Brief:
Reproduce the data word for word, starting at the line that contains "Output each element" and stopping after the line that contains "settings-gear-icon[interactable]: ⚙: [1246, 98, 1258, 114]".

(Lines of data)
/---

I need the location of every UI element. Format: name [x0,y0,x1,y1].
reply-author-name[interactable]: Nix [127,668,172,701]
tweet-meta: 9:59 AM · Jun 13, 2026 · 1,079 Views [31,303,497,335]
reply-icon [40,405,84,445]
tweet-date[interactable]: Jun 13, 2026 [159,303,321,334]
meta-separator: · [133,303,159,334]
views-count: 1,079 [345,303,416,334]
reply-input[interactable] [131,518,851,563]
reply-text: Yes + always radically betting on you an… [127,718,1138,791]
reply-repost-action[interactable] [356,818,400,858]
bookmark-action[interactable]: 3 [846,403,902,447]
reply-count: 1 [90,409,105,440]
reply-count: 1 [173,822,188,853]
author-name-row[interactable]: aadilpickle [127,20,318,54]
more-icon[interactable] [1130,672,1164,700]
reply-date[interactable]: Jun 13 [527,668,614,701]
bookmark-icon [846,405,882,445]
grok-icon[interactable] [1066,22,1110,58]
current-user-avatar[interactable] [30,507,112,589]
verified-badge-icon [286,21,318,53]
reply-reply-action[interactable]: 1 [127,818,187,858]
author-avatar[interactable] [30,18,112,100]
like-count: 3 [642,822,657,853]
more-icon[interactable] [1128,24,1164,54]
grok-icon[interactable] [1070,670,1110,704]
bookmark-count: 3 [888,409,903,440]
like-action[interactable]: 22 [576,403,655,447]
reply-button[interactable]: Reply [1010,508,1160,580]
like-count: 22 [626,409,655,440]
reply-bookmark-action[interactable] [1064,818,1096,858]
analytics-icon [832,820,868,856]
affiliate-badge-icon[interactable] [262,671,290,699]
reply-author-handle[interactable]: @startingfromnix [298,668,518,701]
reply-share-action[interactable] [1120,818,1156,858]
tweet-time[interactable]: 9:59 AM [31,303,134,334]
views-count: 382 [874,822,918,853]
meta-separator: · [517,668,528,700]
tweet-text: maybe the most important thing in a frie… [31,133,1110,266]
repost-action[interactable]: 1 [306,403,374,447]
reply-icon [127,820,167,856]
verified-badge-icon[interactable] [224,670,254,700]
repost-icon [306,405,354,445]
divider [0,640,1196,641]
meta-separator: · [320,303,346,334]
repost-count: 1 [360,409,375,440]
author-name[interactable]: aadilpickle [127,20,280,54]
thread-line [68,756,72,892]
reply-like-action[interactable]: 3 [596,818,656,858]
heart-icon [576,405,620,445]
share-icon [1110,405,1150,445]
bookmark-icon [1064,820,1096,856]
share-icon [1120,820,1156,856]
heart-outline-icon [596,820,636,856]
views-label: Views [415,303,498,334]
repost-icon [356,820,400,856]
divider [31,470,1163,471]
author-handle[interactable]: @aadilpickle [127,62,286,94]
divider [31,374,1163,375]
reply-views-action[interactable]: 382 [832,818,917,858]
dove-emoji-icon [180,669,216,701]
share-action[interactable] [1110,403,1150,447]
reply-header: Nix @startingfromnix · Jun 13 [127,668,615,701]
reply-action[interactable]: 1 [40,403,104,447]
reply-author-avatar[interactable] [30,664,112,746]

\---
/---

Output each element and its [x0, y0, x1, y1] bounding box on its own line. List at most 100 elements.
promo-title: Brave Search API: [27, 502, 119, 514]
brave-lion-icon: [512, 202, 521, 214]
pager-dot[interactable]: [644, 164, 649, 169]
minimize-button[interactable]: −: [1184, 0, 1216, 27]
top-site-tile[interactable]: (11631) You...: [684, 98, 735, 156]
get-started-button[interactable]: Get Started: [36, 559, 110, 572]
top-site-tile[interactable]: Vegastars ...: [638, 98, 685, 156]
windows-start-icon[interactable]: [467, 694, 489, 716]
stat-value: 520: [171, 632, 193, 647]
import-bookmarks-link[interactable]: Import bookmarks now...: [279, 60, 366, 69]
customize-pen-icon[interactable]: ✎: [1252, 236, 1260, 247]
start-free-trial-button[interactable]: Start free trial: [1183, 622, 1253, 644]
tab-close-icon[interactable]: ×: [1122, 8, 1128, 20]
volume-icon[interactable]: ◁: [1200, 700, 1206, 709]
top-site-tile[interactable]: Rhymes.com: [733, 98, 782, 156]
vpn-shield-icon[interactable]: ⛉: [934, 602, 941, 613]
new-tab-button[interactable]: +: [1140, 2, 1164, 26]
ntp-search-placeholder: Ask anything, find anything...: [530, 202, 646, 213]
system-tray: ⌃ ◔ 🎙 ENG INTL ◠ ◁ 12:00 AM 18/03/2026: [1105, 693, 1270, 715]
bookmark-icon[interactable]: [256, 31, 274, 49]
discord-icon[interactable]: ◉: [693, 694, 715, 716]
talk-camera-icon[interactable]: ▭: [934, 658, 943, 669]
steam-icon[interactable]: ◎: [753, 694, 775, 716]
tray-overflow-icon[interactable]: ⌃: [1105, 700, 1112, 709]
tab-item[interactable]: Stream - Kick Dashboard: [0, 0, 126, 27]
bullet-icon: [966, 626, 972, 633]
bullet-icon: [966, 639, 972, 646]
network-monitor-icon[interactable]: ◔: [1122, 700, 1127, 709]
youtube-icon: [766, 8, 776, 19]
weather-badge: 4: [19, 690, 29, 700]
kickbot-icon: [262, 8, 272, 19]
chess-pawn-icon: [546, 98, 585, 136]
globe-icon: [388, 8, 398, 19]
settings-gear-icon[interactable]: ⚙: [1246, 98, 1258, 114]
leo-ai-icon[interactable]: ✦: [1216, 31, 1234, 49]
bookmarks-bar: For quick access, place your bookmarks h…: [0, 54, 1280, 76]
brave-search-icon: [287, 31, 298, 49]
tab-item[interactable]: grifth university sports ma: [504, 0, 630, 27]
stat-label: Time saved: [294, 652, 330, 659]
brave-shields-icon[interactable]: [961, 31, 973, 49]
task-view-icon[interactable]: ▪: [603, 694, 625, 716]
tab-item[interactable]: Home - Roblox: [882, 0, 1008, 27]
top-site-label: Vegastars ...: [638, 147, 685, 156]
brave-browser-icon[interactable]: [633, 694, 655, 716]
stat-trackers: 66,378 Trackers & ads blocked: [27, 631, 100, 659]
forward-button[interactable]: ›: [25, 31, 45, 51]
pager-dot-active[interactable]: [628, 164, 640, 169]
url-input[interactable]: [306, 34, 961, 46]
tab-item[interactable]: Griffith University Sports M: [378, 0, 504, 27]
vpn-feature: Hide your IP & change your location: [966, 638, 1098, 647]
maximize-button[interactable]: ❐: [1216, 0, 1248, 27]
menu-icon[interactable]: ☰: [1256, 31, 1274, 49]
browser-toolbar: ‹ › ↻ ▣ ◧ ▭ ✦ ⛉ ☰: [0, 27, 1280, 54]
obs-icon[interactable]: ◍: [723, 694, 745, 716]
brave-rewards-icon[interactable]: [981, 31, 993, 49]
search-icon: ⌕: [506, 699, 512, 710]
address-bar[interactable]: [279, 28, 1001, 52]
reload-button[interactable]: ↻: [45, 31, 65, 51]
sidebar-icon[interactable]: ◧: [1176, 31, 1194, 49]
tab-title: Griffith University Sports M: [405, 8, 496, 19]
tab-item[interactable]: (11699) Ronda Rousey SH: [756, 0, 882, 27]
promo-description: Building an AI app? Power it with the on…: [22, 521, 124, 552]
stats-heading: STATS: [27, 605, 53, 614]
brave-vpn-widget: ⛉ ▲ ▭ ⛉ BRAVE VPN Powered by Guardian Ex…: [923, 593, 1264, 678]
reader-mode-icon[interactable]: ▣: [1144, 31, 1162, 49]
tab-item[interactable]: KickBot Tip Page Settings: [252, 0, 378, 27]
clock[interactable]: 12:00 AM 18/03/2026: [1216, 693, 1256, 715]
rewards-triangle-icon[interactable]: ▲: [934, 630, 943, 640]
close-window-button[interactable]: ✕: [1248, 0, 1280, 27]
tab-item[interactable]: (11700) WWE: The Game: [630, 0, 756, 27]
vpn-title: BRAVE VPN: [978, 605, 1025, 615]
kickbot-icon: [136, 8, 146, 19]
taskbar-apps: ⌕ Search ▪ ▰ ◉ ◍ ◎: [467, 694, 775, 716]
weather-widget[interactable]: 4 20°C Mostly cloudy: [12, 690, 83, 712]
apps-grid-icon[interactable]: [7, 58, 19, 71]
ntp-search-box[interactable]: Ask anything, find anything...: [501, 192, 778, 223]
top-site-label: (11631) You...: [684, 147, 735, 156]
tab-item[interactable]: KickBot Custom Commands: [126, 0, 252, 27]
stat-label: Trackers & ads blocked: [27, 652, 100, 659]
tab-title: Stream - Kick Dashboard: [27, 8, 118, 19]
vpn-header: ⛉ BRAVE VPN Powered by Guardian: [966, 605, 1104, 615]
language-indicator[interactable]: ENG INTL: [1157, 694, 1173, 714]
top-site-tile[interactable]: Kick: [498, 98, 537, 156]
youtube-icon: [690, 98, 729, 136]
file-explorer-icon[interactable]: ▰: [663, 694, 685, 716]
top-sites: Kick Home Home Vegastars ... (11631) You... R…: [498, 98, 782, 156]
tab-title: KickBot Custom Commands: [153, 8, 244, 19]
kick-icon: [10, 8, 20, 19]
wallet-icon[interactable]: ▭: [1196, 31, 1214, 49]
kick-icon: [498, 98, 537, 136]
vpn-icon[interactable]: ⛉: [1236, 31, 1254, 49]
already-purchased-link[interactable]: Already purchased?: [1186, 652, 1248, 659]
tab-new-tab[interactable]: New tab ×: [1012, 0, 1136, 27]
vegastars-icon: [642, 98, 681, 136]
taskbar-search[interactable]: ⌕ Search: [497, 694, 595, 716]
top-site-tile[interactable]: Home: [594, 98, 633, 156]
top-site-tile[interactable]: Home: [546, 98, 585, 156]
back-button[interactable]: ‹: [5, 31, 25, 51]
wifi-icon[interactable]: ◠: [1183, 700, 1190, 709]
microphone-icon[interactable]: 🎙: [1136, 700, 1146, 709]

\---

Written answer:
Output each element and its [x0, y0, x1, y1] bounding box on its own line. List at most 100 elements.
promo-title: Brave Search API: [27, 502, 119, 514]
brave-lion-icon: [512, 202, 521, 214]
pager-dot[interactable]: [644, 164, 649, 169]
minimize-button[interactable]: −: [1184, 0, 1216, 27]
top-site-tile[interactable]: (11631) You...: [684, 98, 735, 156]
get-started-button[interactable]: Get Started: [36, 559, 110, 572]
top-site-tile[interactable]: Vegastars ...: [638, 98, 685, 156]
windows-start-icon[interactable]: [467, 694, 489, 716]
stat-value: 520: [171, 632, 193, 647]
import-bookmarks-link[interactable]: Import bookmarks now...: [279, 60, 366, 69]
customize-pen-icon[interactable]: ✎: [1252, 236, 1260, 247]
start-free-trial-button[interactable]: Start free trial: [1183, 622, 1253, 644]
tab-close-icon[interactable]: ×: [1122, 8, 1128, 20]
volume-icon[interactable]: ◁: [1200, 700, 1206, 709]
top-site-tile[interactable]: Rhymes.com: [733, 98, 782, 156]
vpn-shield-icon[interactable]: ⛉: [934, 602, 941, 613]
new-tab-button[interactable]: +: [1140, 2, 1164, 26]
ntp-search-placeholder: Ask anything, find anything...: [530, 202, 646, 213]
system-tray: ⌃ ◔ 🎙 ENG INTL ◠ ◁ 12:00 AM 18/03/2026: [1105, 693, 1270, 715]
bookmark-icon[interactable]: [256, 31, 274, 49]
discord-icon[interactable]: ◉: [693, 694, 715, 716]
talk-camera-icon[interactable]: ▭: [934, 658, 943, 669]
steam-icon[interactable]: ◎: [753, 694, 775, 716]
tray-overflow-icon[interactable]: ⌃: [1105, 700, 1112, 709]
tab-item[interactable]: Stream - Kick Dashboard: [0, 0, 126, 27]
bullet-icon: [966, 626, 972, 633]
bullet-icon: [966, 639, 972, 646]
network-monitor-icon[interactable]: ◔: [1122, 700, 1127, 709]
youtube-icon: [766, 8, 776, 19]
weather-badge: 4: [19, 690, 29, 700]
kickbot-icon: [262, 8, 272, 19]
chess-pawn-icon: [546, 98, 585, 136]
globe-icon: [388, 8, 398, 19]
settings-gear-icon[interactable]: ⚙: [1246, 98, 1258, 114]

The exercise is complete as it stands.